-- START The records --

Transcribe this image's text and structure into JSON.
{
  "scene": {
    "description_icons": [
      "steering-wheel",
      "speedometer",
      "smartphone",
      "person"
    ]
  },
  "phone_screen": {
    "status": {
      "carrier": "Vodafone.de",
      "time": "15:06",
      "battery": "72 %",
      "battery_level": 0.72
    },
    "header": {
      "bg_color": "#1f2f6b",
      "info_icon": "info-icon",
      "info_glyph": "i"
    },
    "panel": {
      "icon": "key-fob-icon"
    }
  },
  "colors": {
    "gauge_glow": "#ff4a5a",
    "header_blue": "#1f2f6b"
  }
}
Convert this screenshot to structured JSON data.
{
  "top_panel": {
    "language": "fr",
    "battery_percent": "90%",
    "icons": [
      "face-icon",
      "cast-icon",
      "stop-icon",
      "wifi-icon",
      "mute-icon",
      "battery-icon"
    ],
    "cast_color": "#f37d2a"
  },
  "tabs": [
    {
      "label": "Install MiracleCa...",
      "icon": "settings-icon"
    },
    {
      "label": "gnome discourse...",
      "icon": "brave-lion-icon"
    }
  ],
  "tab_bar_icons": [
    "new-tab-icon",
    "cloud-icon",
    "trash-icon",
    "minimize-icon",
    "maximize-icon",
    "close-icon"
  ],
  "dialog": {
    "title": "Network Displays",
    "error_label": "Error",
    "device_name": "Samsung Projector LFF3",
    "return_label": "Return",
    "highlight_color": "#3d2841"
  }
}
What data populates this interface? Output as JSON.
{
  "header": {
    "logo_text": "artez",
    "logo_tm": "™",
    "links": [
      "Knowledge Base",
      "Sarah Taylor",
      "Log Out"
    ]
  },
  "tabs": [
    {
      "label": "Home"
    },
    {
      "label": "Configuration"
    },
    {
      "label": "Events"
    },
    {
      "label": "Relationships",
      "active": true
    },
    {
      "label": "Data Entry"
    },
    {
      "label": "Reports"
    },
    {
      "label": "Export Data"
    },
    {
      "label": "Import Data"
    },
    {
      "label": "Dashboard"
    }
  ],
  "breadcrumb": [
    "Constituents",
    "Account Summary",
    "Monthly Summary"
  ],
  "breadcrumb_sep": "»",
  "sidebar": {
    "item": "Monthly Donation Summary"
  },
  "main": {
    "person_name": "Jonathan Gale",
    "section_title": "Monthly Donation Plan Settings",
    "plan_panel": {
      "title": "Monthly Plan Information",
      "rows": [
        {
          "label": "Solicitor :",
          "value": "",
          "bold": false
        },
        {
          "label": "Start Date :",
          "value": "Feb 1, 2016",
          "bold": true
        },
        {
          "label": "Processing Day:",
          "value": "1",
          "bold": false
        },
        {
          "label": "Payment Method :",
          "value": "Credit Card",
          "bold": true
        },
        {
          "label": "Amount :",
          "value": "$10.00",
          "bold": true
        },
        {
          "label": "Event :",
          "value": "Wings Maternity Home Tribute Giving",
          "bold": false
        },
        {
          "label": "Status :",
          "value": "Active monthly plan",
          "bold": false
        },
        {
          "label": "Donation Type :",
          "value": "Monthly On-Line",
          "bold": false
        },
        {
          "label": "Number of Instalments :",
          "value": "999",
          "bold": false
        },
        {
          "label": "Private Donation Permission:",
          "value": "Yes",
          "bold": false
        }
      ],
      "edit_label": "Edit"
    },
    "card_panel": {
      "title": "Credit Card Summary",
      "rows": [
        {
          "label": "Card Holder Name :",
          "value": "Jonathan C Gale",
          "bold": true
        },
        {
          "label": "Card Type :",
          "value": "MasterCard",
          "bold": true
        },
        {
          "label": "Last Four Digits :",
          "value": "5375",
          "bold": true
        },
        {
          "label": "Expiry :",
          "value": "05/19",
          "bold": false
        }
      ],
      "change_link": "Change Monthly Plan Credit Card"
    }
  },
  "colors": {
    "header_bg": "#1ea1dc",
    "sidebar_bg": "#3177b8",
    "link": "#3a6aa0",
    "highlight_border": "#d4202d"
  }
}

-- END The records --

Given problem
Using the records above, list each line that includes "Summary".

Exercise output
    "Account Summary",
    "Monthly Summary"
    "item": "Monthly Donation Summary"
      "title": "Credit Card Summary",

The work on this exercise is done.